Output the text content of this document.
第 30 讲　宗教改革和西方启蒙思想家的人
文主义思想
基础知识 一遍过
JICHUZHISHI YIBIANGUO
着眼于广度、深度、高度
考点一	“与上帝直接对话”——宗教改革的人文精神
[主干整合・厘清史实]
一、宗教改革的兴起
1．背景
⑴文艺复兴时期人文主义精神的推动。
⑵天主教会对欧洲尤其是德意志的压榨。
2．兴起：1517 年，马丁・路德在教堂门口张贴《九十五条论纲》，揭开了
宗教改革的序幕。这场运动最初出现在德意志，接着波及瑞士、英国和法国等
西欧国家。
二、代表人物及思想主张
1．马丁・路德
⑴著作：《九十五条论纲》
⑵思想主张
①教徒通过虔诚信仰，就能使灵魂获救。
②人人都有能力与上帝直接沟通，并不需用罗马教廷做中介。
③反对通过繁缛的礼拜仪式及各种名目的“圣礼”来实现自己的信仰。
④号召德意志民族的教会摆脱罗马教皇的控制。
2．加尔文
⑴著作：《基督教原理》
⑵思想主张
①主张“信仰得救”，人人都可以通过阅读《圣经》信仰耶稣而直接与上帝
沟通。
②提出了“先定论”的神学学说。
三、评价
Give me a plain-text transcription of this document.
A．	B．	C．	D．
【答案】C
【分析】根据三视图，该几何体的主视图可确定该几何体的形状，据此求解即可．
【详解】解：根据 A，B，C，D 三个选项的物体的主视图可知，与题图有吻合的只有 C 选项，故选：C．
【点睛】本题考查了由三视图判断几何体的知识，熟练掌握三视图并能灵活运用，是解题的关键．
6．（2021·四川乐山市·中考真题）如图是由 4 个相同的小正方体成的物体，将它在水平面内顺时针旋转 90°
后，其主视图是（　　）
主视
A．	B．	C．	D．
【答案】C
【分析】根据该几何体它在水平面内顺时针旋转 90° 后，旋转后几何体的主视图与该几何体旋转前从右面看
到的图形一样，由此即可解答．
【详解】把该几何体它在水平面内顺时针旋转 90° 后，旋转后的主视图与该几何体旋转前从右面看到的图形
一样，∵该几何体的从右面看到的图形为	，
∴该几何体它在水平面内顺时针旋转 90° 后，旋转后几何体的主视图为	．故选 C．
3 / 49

----------------

- _Exercise_
Recite the full listing above exactly.

- _Response for this exercise_
Output the text content of this document.
第 30 讲　宗教改革和西方启蒙思想家的人
文主义思想
基础知识 一遍过
JICHUZHISHI YIBIANGUO
着眼于广度、深度、高度
考点一	“与上帝直接对话”——宗教改革的人文精神
[主干整合・厘清史实]
一、宗教改革的兴起
1．背景
⑴文艺复兴时期人文主义精神的推动。
⑵天主教会对欧洲尤其是德意志的压榨。
2．兴起：1517 年，马丁・路德在教堂门口张贴《九十五条论纲》，揭开了
宗教改革的序幕。这场运动最初出现在德意志，接着波及瑞士、英国和法国等
西欧国家。
二、代表人物及思想主张
1．马丁・路德
⑴著作：《九十五条论纲》
⑵思想主张
①教徒通过虔诚信仰，就能使灵魂获救。
②人人都有能力与上帝直接沟通，并不需用罗马教廷做中介。
③反对通过繁缛的礼拜仪式及各种名目的“圣礼”来实现自己的信仰。
④号召德意志民族的教会摆脱罗马教皇的控制。
2．加尔文
⑴著作：《基督教原理》
⑵思想主张
①主张“信仰得救”，人人都可以通过阅读《圣经》信仰耶稣而直接与上帝
沟通。
②提出了“先定论”的神学学说。
三、评价
Give me a plain-text transcription of this document.
A．	B．	C．	D．
【答案】C
【分析】根据三视图，该几何体的主视图可确定该几何体的形状，据此求解即可．
【详解】解：根据 A，B，C，D 三个选项的物体的主视图可知，与题图有吻合的只有 C 选项，故选：C．
【点睛】本题考查了由三视图判断几何体的知识，熟练掌握三视图并能灵活运用，是解题的关键．
6．（2021·四川乐山市·中考真题）如图是由 4 个相同的小正方体成的物体，将它在水平面内顺时针旋转 90°
后，其主视图是（　　）
主视
A．	B．	C．	D．
【答案】C
【分析】根据该几何体它在水平面内顺时针旋转 90° 后，旋转后几何体的主视图与该几何体旋转前从右面看
到的图形一样，由此即可解答．
【详解】把该几何体它在水平面内顺时针旋转 90° 后，旋转后的主视图与该几何体旋转前从右面看到的图形
一样，∵该几何体的从右面看到的图形为	，
∴该几何体它在水平面内顺时针旋转 90° 后，旋转后几何体的主视图为	．故选 C．
3 / 49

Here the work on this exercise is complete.